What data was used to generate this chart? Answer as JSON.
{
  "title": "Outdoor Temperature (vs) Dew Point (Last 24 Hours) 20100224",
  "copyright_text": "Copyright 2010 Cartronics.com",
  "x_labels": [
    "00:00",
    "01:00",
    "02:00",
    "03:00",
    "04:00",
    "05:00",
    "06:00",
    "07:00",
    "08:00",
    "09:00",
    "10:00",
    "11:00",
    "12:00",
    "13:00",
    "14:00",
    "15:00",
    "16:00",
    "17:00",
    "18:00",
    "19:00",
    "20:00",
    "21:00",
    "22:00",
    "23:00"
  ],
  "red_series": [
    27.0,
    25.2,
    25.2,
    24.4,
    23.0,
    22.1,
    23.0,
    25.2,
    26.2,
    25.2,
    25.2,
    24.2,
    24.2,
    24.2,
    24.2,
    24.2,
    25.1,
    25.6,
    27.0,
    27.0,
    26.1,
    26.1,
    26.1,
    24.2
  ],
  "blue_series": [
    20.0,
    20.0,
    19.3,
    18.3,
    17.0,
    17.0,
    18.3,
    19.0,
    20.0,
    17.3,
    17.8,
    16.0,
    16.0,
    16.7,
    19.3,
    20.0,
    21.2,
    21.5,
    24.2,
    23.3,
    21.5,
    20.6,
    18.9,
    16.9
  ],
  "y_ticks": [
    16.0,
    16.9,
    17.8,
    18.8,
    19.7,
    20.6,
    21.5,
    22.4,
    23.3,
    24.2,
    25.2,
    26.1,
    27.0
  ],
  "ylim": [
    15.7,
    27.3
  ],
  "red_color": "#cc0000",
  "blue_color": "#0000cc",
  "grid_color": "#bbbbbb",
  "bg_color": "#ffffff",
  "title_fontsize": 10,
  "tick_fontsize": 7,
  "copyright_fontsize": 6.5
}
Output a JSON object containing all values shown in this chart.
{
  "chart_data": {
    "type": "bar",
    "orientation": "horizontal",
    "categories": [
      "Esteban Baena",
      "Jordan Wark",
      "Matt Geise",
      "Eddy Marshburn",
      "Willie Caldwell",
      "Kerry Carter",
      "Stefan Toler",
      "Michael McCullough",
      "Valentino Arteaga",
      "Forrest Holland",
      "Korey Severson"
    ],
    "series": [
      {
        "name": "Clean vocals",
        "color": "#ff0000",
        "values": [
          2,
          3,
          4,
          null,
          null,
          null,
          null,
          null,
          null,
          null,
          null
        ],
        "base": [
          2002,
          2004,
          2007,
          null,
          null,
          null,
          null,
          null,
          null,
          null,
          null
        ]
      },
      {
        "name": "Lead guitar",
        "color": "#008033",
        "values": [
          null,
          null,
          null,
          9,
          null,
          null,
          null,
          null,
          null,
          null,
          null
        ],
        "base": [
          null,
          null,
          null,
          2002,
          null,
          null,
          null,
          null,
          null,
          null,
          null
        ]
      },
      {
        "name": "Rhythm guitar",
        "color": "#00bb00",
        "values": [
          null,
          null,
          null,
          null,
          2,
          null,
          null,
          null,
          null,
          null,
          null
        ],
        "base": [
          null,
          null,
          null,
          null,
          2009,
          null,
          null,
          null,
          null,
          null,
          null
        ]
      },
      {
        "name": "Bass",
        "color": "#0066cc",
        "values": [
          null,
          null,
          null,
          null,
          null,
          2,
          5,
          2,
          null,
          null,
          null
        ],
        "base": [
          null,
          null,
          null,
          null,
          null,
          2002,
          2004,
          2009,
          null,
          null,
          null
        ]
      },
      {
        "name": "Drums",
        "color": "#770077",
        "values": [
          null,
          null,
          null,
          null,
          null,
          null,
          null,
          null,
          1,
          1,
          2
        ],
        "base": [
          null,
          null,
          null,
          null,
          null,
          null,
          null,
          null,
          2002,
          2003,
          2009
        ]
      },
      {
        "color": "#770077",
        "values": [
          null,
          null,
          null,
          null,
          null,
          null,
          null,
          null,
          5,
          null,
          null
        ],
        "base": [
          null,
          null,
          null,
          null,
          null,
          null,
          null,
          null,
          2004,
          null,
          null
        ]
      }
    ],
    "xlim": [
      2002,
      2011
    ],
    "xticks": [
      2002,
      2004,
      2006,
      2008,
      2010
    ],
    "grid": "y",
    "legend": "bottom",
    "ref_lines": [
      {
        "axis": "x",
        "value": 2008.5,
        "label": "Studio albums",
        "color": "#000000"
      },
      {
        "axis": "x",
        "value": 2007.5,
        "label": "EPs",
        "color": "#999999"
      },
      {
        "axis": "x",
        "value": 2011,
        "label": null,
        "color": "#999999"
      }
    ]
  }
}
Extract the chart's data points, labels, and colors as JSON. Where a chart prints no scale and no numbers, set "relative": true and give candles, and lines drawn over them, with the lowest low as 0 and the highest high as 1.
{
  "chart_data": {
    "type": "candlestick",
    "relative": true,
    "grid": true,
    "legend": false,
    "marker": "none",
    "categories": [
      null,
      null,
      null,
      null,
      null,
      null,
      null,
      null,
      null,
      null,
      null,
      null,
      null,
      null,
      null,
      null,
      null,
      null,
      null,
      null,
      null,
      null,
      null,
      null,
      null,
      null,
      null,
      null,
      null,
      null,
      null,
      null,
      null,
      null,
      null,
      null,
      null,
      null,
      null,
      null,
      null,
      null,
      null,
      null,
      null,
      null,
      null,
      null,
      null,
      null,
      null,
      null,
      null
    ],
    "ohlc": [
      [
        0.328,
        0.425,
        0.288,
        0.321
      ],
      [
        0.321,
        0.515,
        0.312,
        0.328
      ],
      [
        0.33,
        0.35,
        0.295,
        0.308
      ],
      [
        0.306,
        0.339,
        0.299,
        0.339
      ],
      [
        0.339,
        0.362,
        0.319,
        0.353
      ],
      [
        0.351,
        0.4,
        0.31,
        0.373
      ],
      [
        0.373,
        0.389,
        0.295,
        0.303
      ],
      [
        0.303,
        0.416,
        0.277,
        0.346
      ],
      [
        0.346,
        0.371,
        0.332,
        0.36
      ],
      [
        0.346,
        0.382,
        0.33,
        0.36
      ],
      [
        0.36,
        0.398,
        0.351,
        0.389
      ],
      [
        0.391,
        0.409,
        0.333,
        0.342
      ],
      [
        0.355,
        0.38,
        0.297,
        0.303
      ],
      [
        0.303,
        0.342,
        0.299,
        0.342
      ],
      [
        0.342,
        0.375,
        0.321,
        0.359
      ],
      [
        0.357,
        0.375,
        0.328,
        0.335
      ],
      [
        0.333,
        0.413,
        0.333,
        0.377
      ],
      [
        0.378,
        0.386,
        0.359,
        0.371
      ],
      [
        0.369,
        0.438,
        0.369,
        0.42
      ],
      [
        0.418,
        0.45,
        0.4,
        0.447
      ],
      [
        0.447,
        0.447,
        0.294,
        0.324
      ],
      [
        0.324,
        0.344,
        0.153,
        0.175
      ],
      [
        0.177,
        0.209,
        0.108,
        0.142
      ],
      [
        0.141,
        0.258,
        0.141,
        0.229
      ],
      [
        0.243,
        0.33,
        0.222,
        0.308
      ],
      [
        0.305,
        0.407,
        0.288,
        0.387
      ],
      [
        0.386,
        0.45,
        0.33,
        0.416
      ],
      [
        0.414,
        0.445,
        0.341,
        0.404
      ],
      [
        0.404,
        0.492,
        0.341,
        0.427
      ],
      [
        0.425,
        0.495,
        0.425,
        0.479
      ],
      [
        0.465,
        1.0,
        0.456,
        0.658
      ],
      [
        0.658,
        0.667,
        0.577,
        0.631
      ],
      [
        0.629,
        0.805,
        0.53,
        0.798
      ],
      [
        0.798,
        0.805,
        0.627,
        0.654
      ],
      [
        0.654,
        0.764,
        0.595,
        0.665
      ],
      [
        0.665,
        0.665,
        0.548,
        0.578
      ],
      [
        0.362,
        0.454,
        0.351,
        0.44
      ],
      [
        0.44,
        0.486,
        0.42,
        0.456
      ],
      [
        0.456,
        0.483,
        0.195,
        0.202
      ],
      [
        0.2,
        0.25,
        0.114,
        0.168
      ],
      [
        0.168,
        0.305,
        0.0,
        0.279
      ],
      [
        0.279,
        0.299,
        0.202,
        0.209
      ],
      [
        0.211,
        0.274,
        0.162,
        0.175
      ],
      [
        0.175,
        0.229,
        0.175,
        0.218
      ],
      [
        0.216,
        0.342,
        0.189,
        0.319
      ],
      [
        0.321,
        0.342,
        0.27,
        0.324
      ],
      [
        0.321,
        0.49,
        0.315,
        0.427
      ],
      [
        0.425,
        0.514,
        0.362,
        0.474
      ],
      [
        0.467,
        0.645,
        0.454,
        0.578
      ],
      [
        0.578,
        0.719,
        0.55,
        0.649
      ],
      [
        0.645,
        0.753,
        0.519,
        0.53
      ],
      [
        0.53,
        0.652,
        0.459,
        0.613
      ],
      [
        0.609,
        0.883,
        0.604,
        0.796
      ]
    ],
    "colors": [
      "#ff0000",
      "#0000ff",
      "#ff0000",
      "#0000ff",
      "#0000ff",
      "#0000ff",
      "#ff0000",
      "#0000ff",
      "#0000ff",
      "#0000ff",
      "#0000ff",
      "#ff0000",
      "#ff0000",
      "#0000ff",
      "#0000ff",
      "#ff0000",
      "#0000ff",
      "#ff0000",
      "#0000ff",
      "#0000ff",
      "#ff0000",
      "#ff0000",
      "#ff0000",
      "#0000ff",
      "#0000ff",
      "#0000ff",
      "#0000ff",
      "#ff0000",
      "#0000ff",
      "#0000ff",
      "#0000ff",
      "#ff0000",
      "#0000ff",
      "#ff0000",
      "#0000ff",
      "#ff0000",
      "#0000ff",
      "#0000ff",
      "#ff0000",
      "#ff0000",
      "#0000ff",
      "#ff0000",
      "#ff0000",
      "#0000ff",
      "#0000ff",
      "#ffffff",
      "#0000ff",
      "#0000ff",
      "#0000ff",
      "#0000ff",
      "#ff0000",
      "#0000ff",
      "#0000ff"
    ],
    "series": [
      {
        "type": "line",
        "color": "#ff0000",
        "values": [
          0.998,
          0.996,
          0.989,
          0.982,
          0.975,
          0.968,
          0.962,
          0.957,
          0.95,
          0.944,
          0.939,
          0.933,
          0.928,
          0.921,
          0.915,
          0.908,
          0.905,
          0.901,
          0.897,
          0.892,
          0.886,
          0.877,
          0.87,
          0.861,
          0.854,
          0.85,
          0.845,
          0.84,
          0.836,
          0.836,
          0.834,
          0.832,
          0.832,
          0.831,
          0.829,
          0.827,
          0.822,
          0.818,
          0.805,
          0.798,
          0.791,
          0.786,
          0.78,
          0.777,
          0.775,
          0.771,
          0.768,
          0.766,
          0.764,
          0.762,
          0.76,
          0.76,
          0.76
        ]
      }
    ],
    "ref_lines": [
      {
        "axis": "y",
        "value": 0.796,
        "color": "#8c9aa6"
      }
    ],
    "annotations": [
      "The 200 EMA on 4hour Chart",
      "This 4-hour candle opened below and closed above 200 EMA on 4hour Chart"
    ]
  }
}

· · ·

Work to complete:
Copy each line above that contains the string "relative".

The completed task:
Extract the chart's data points, labels, and colors as JSON. Where a chart prints no scale and no numbers, set "relative": true and give candles, and lines drawn over them, with the lowest low as 0 and the highest high as 1.
    "relative": true,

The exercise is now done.